TEXT PASSAGE

══════

Twelve Year Old Top Selling Girl Scout's Sales Tips - wushupork
http://www.fastcompany.com/3026709/dialed/sales-secrets-from-a-top-selling-girl-scout

======
joezydeco
_As a top-selling Girl Scout in the San Jacinto Council (Texas), she sold
5,131 boxes of cookies last year. At four dollars a box, she could buy a car,
her mother and troop leader Kimberly Welsh, jokes_

They must have a great pricing scheme in their troop or get the cookies for
free, because in my daughter's troop that $4 per box only results in $0.65/box
of profits (16.25%) given back to the girls. It's really an inefficient way to
raise money.

On the other hand my son's Cub Scout pack sells overpriced lousy popcorn, but
at least Trail's End kicks 66% of the money back to the boys (33% to the pack,
33% to the local council)

══════

Stored data entries

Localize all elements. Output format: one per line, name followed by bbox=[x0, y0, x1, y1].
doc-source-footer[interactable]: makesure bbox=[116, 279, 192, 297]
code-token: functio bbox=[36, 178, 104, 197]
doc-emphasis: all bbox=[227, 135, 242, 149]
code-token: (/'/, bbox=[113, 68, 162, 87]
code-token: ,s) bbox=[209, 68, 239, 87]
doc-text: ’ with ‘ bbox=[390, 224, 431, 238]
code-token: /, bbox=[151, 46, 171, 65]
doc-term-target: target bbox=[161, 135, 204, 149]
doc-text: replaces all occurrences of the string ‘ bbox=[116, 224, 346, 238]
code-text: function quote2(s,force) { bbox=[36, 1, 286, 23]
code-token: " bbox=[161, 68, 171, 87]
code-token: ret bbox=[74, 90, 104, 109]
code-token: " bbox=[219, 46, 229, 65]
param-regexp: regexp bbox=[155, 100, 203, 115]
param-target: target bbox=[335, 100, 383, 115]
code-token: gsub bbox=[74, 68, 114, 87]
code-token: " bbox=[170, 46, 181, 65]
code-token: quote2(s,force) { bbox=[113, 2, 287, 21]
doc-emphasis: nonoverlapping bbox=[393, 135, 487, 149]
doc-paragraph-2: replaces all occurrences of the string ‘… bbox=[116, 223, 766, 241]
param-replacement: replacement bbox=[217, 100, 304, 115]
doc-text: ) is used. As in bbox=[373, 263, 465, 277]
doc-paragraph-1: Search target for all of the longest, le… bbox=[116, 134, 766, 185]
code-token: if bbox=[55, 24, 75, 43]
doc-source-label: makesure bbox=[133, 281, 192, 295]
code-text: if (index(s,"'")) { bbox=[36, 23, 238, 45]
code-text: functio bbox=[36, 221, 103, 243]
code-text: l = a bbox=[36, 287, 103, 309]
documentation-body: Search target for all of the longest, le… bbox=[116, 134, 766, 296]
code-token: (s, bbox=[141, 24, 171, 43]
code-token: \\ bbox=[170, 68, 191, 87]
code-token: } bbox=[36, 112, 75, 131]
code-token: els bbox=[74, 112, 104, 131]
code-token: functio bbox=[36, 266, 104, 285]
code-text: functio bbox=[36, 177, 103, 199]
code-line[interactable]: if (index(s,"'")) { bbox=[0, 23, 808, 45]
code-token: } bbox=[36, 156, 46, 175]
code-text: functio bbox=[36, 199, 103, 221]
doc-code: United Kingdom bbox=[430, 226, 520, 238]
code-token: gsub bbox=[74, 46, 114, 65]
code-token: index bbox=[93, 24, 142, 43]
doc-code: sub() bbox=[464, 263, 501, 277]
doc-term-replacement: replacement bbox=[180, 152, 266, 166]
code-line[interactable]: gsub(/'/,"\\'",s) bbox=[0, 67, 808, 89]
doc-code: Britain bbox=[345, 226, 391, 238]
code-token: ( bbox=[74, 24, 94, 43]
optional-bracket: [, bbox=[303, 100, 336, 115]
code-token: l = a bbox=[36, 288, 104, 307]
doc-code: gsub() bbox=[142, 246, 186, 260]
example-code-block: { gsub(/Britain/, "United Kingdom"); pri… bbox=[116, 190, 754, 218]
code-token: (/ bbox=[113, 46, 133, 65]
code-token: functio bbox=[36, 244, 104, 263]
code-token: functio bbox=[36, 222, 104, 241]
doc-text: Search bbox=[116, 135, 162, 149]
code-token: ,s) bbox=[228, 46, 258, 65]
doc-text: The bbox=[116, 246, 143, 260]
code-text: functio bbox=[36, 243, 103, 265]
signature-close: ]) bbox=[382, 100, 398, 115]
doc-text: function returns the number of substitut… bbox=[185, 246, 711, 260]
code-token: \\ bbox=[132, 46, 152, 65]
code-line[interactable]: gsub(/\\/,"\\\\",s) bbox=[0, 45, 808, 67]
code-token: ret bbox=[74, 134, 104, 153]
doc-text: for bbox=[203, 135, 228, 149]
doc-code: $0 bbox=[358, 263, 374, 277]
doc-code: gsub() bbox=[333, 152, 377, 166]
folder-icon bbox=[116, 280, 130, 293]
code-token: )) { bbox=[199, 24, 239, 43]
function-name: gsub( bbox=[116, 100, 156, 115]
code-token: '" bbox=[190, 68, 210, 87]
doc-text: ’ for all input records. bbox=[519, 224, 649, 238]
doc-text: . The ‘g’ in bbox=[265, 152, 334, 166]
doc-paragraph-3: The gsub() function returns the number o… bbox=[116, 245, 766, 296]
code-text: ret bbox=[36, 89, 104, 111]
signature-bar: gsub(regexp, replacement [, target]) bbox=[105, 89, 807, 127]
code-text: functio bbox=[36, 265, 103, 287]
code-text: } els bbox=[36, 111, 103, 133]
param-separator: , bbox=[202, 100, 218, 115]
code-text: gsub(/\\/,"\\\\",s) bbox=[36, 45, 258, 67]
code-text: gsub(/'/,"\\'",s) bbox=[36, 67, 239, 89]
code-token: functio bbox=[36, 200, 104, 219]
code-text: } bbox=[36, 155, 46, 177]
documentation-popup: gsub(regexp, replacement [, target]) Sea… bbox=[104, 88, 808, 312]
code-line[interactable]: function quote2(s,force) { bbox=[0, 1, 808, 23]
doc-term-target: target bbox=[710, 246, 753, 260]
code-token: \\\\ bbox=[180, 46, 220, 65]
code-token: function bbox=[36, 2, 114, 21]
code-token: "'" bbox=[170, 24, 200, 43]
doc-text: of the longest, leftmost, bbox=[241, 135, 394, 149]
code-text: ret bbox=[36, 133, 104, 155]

══════

Continue the forum thread about the top-selling Girl Scout's cookie sales tips, picking up after its final comment.

OUTPUT
------
ergoproxy
They forgot about Sales Secret #6: Sell Girl Scout Cookies Outside Marijuana
Dispensaries: "According to her mother, [Danielle] Lei sold 37 more boxes
catering to the munchies crowd than what she sold during the same two-hour
period outside a Safeway store the next day, proving once again that when it
comes to business it’s all about _location, location, location_." Read the
full article "Girl Scout Sells Cookies Outside Medical Marijuana Clinic" in
TIME (Feb. 21, 2014) at [http://newsfeed.time.com/2014/02/21/smart-cookie-
girl-scout-...](http://newsfeed.time.com/2014/02/21/smart-cookie-girl-scout-
sets-up-shop-outside-marijuana-dispensary/#ixzz2uI3WHEET")